(Labeled region entries)
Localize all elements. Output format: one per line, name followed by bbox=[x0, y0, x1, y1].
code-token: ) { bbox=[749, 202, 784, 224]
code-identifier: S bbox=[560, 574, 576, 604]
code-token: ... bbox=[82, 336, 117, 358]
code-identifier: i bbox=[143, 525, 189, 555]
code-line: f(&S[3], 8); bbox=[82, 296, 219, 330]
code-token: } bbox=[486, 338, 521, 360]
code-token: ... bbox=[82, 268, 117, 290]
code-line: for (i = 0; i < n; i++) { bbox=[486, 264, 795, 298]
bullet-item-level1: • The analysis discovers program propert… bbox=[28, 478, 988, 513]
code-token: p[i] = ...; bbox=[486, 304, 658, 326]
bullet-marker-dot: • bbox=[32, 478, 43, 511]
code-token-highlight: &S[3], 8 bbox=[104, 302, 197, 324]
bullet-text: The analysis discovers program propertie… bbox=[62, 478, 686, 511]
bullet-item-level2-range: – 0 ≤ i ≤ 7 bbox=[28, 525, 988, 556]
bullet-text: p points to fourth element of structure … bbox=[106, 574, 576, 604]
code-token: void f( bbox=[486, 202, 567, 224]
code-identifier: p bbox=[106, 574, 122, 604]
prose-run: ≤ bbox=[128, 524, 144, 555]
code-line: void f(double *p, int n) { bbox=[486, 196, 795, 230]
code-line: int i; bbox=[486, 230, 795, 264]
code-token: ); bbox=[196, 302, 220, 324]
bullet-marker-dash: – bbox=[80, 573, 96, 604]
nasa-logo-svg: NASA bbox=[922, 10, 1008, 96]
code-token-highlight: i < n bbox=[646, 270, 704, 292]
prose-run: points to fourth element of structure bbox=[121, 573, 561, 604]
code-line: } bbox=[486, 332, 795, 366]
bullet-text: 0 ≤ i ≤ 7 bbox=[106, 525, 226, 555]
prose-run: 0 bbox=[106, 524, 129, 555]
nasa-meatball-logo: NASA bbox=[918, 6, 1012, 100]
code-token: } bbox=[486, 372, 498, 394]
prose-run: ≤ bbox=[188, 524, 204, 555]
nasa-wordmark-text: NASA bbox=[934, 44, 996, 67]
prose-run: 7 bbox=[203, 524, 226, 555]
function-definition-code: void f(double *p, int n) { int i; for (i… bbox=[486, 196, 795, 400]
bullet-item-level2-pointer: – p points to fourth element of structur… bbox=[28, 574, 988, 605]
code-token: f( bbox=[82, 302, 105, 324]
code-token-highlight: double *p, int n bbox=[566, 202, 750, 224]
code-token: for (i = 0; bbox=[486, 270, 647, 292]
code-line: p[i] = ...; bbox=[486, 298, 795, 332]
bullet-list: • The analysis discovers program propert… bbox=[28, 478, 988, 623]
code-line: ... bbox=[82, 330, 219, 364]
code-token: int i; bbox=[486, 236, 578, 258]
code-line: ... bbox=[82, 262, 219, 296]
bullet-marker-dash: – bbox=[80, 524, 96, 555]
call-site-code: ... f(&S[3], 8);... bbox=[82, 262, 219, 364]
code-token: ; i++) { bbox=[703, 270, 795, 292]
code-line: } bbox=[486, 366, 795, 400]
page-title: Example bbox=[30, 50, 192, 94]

* _AIM_
Return every row above verbatim, keeping the lines and their order unchanged.

* _OUTPUT OF THE TASK_
Localize all elements. Output format: one per line, name followed by bbox=[x0, y0, x1, y1].
code-token: ) { bbox=[749, 202, 784, 224]
code-identifier: S bbox=[560, 574, 576, 604]
code-token: ... bbox=[82, 336, 117, 358]
code-identifier: i bbox=[143, 525, 189, 555]
code-line: f(&S[3], 8); bbox=[82, 296, 219, 330]
code-token: } bbox=[486, 338, 521, 360]
code-token: ... bbox=[82, 268, 117, 290]
code-line: for (i = 0; i < n; i++) { bbox=[486, 264, 795, 298]
bullet-item-level1: • The analysis discovers program propert… bbox=[28, 478, 988, 513]
code-token: p[i] = ...; bbox=[486, 304, 658, 326]
bullet-marker-dot: • bbox=[32, 478, 43, 511]
code-token-highlight: &S[3], 8 bbox=[104, 302, 197, 324]
bullet-text: The analysis discovers program propertie… bbox=[62, 478, 686, 511]
bullet-item-level2-range: – 0 ≤ i ≤ 7 bbox=[28, 525, 988, 556]
bullet-text: p points to fourth element of structure … bbox=[106, 574, 576, 604]
code-token: void f( bbox=[486, 202, 567, 224]
code-identifier: p bbox=[106, 574, 122, 604]
prose-run: ≤ bbox=[128, 524, 144, 555]
code-line: void f(double *p, int n) { bbox=[486, 196, 795, 230]
code-line: int i; bbox=[486, 230, 795, 264]
code-token: ); bbox=[196, 302, 220, 324]
bullet-marker-dash: – bbox=[80, 573, 96, 604]
nasa-logo-svg: NASA bbox=[922, 10, 1008, 96]
code-token-highlight: i < n bbox=[646, 270, 704, 292]
prose-run: points to fourth element of structure bbox=[121, 573, 561, 604]
code-line: } bbox=[486, 332, 795, 366]
bullet-text: 0 ≤ i ≤ 7 bbox=[106, 525, 226, 555]
prose-run: 0 bbox=[106, 524, 129, 555]
nasa-meatball-logo: NASA bbox=[918, 6, 1012, 100]
code-token: } bbox=[486, 372, 498, 394]
prose-run: ≤ bbox=[188, 524, 204, 555]
nasa-wordmark-text: NASA bbox=[934, 44, 996, 67]
prose-run: 7 bbox=[203, 524, 226, 555]
function-definition-code: void f(double *p, int n) { int i; for (i… bbox=[486, 196, 795, 400]
bullet-item-level2-pointer: – p points to fourth element of structur… bbox=[28, 574, 988, 605]
code-token: f( bbox=[82, 302, 105, 324]
code-token-highlight: double *p, int n bbox=[566, 202, 750, 224]
code-token: for (i = 0; bbox=[486, 270, 647, 292]
code-line: p[i] = ...; bbox=[486, 298, 795, 332]
bullet-list: • The analysis discovers program propert… bbox=[28, 478, 988, 623]
code-line: ... bbox=[82, 330, 219, 364]
code-token: int i; bbox=[486, 236, 578, 258]
code-line: ... bbox=[82, 262, 219, 296]
bullet-marker-dash: – bbox=[80, 524, 96, 555]
call-site-code: ... f(&S[3], 8);... bbox=[82, 262, 219, 364]
code-token: ; i++) { bbox=[703, 270, 795, 292]
code-line: } bbox=[486, 366, 795, 400]
page-title: Example bbox=[30, 50, 192, 94]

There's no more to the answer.